## Request:
Convert the material below into a two-column CSV headed "text" and "answer," with one row per text-and-answer pair and each value in a single quoted field with line breaks replaced by spaces. Leave the pictures out.

Stored records
====
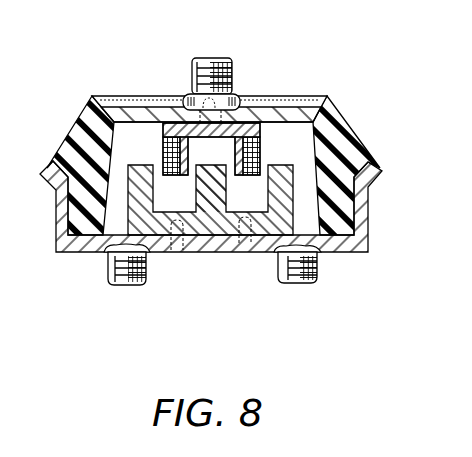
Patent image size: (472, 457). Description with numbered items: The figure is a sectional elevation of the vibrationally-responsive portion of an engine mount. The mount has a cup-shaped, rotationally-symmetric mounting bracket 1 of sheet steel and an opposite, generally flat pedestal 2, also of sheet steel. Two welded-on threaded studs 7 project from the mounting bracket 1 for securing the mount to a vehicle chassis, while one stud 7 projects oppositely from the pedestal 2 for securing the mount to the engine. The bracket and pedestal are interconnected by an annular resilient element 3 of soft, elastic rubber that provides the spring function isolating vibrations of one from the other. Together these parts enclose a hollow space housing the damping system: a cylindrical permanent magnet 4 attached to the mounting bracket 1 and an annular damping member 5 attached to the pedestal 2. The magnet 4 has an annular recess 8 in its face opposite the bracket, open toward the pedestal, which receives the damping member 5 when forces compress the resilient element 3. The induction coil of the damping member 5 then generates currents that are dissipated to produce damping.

The mounting bracket 1 is at (362, 217).
The pedestal 2 is at (258, 110).
The annular resilient element 3 is at (357, 143).
The magnet 4 is at (132, 203).
The annular damping member 5 is at (260, 145).
The threaded stud 7 is at (193, 83).
The annular recess 8 is at (236, 202).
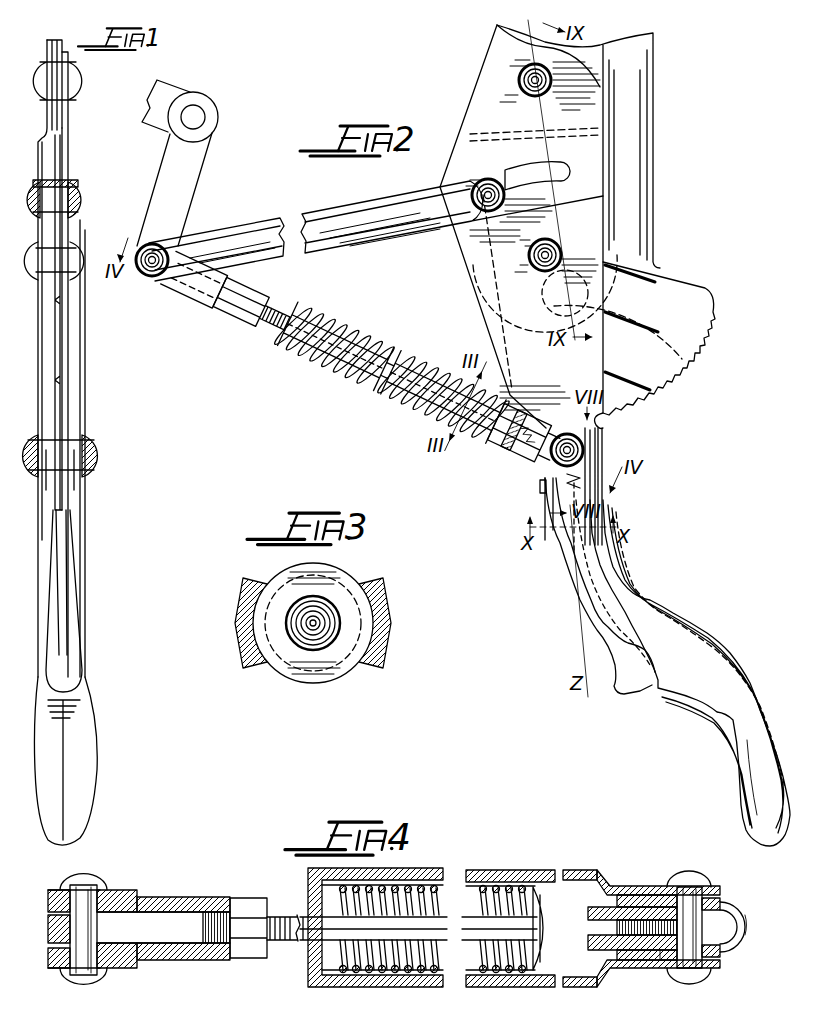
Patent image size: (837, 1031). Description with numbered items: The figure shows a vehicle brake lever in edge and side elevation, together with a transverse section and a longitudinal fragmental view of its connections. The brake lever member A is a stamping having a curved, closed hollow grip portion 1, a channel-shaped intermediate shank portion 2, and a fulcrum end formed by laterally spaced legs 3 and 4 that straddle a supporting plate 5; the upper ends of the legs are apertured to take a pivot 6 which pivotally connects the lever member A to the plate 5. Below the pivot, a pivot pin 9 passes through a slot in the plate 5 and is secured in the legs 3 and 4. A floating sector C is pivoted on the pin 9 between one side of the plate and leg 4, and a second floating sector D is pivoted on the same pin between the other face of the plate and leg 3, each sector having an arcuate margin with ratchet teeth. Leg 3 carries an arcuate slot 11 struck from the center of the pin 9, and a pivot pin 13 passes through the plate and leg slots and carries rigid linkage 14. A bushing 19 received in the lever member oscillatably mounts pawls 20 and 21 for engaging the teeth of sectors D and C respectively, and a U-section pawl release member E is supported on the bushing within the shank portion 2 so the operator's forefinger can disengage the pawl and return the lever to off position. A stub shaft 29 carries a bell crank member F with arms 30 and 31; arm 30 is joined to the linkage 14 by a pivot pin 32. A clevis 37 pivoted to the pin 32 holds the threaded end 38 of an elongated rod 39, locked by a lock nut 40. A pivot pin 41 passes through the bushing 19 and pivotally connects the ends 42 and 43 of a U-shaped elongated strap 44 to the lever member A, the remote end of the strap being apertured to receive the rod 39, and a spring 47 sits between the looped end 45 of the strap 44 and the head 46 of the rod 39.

In FIG. 2, the grip portion 1 is at (747, 728).
In FIG. 2, the shank portion 2 is at (568, 545).
In FIG. 1, the leg 3 is at (69, 143).
In FIG. 2, the leg 3 is at (472, 190).
In FIG. 1, the leg 4 is at (44, 131).
In FIG. 1, the supporting plate 5 is at (57, 47).
In FIG. 2, the supporting plate 5 is at (640, 56).
In FIG. 1, the pivot 6 is at (42, 80).
In FIG. 2, the pivot 6 is at (518, 76).
In FIG. 1, the pivot pin 9 is at (36, 264).
In FIG. 2, the pivot pin 9 is at (562, 251).
In FIG. 2, the arcuate slot 11 is at (563, 170).
In FIG. 1, the pivot pin 13 is at (38, 200).
In FIG. 2, the pivot pin 13 is at (478, 185).
In FIG. 2, the rigid linkage 14 is at (372, 232).
In FIG. 4, the rigid linkage 14 is at (142, 878).
In FIG. 4, the bushing 19 is at (727, 953).
In FIG. 4, the pawl 20 is at (608, 953).
In FIG. 4, the pawl 21 is at (620, 907).
In FIG. 2, the stub shaft 29 is at (206, 118).
In FIG. 2, the arm 30 is at (186, 190).
In FIG. 4, the arm 30 is at (54, 932).
In FIG. 2, the arm 31 is at (158, 82).
In FIG. 4, the pivot pin 32 is at (80, 950).
In FIG. 4, the clevis 37 is at (193, 900).
In FIG. 4, the threaded end 38 is at (213, 917).
In FIG. 4, the elongated rod 39 is at (310, 933).
In FIG. 4, the lock nut 40 is at (245, 952).
In FIG. 2, the pivot pin 41 is at (584, 445).
In FIG. 4, the pivot pin 41 is at (687, 897).
In FIG. 4, the strap end 42 is at (717, 972).
In FIG. 4, the strap end 43 is at (713, 888).
In FIG. 2, the U-shaped elongated strap 44 is at (500, 438).
In FIG. 3, the U-shaped elongated strap 44 is at (376, 623).
In FIG. 4, the U-shaped elongated strap 44 is at (533, 868).
In FIG. 4, the looped end 45 is at (316, 890).
In FIG. 3, the head 46 is at (315, 648).
In FIG. 4, the head 46 is at (543, 927).
In FIG. 2, the spring 47 is at (362, 322).
In FIG. 4, the spring 47 is at (435, 960).
In FIG. 1, the brake lever member A is at (80, 521).
In FIG. 2, the brake lever member A is at (643, 611).
In FIG. 4, the brake lever member A is at (752, 921).
In FIG. 1, the floating sector C is at (50, 362).
In FIG. 1, the floating sector D is at (68, 352).
In FIG. 2, the floating sector D is at (679, 295).
In FIG. 2, the pawl release member E is at (572, 599).
In FIG. 4, the pawl release member E is at (662, 970).
In FIG. 2, the bell crank member F is at (214, 101).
====
## Answer to the exercise:
text,answer
"Patent image size: (472, 457). Description with numbered items: The figure is a sectional elevation of the vibrationally-responsive portion of an engine mount. The mount has a cup-shaped, rotationally-symmetric mounting bracket 1 of sheet steel and an opposite, generally flat pedestal 2, also of sheet steel. Two welded-on threaded studs 7 project from the mounting bracket 1 for securing the mount to a vehicle chassis, while one stud 7 projects oppositely from the pedestal 2 for securing the mount to the engine. The bracket and pedestal are interconnected by an annular resilient element 3 of soft, elastic rubber that provides the spring function isolating vibrations of one from the other. Together these parts enclose a hollow space housing the damping system: a cylindrical permanent magnet 4 attached to the mounting bracket 1 and an annular damping member 5 attached to the pedestal 2. The magnet 4 has an annular recess 8 in its face opposite the bracket, open toward the pedestal, which receives the damping member 5 when forces compress the resilient element 3. The induction coil of the damping member 5 then generates currents that are dissipated to produce damping.","The mounting bracket 1 is at (362, 217). The pedestal 2 is at (258, 110). The annular resilient element 3 is at (357, 143). The magnet 4 is at (132, 203). The annular damping member 5 is at (260, 145). The threaded stud 7 is at (193, 83). The annular recess 8 is at (236, 202)."
"Patent image size: (837, 1031). Description with numbered items: The figure shows a vehicle brake lever in edge and side elevation, together with a transverse section and a longitudinal fragmental view of its connections. The brake lever member A is a stamping having a curved, closed hollow grip portion 1, a channel-shaped intermediate shank portion 2, and a fulcrum end formed by laterally spaced legs 3 and 4 that straddle a supporting plate 5; the upper ends of the legs are apertured to take a pivot 6 which pivotally connects the lever member A to the plate 5. Below the pivot, a pivot pin 9 passes through a slot in the plate 5 and is secured in the legs 3 and 4. A floating sector C is pivoted on the pin 9 between one side of the plate and leg 4, and a second floating sector D is pivoted on the same pin between the other face of the plate and leg 3, each sector having an arcuate margin with ratchet teeth. Leg 3 carries an arcuate slot 11 struck from the center of the pin 9, and a pivot pin 13 passes through the plate and leg slots and carries rigid linkage 14. A bushing 19 received in the lever member oscillatably mounts pawls 20 and 21 for engaging the teeth of sectors D and C respectively, and a U-section pawl release member E is supported on the bushing within the shank portion 2 so the operator's forefinger can disengage the pawl and return the lever to off position. A stub shaft 29 carries a bell crank member F with arms 30 and 31; arm 30 is joined to the linkage 14 by a pivot pin 32. A clevis 37 pivoted to the pin 32 holds the threaded end 38 of an elongated rod 39, locked by a lock nut 40. A pivot pin 41 passes through the bushing 19 and pivotally connects the ends 42 and 43 of a U-shaped elongated strap 44 to the lever member A, the remote end of the strap being apertured to receive the rod 39, and a spring 47 sits between the looped end 45 of the strap 44 and the head 46 of the rod 39.","In FIG. 2, the grip portion 1 is at (747, 728). In FIG. 2, the shank portion 2 is at (568, 545). In FIG. 1, the leg 3 is at (69, 143). In FIG. 2, the leg 3 is at (472, 190). In FIG. 1, the leg 4 is at (44, 131). In FIG. 1, the supporting plate 5 is at (57, 47). In FIG. 2, the supporting plate 5 is at (640, 56). In FIG. 1, the pivot 6 is at (42, 80). In FIG. 2, the pivot 6 is at (518, 76). In FIG. 1, the pivot pin 9 is at (36, 264). In FIG. 2, the pivot pin 9 is at (562, 251). In FIG. 2, the arcuate slot 11 is at (563, 170). In FIG. 1, the pivot pin 13 is at (38, 200). In FIG. 2, the pivot pin 13 is at (478, 185). In FIG. 2, the rigid linkage 14 is at (372, 232). In FIG. 4, the rigid linkage 14 is at (142, 878). In FIG. 4, the bushing 19 is at (727, 953). In FIG. 4, the pawl 20 is at (608, 953). In FIG. 4, the pawl 21 is at (620, 907). In FIG. 2, the stub shaft 29 is at (206, 118). In FIG. 2, the arm 30 is at (186, 190). In FIG. 4, the arm 30 is at (54, 932). In FIG. 2, the arm 31 is at (158, 82). In FIG. 4, the pivot pin 32 is at (80, 950). In FIG. 4, the clevis 37 is at (193, 900). In FIG. 4, the threaded end 38 is at (213, 917). In FIG. 4, the elongated rod 39 is at (310, 933). In FIG. 4, the lock nut 40 is at (245, 952). In FIG. 2, the pivot pin 41 is at (584, 445). In FIG. 4, the pivot pin 41 is at (687, 897). In FIG. 4, the strap end 42 is at (717, 972). In FIG. 4, the strap end 43 is at (713, 888). In FIG. 2, the U-shaped elongated strap 44 is at (500, 438). In FIG. 3, the U-shaped elongated strap 44 is at (376, 623). In FIG. 4, the U-shaped elongated strap 44 is at (533, 868). In FIG. 4, the looped end 45 is at (316, 890). In FIG. 3, the head 46 is at (315, 648). In FIG. 4, the head 46 is at (543, 927). In FIG. 2, the spring 47 is at (362, 322). In FIG. 4, the spring 47 is at (435, 960). In FIG. 1, the brake lever member A is at (80, 521). In FIG. 2, the brake lever member A is at (643, 611). In FIG. 4, the brake lever member A is at (752, 921). In FIG. 1, the floating sector C is at (50, 362). In FIG. 1, the floating sector D is at (68, 352). In FIG. 2, the floating sector D is at (679, 295). In FIG. 2, the pawl release member E is at (572, 599). In FIG. 4, the pawl release member E is at (662, 970). In FIG. 2, the bell crank member F is at (214, 101)."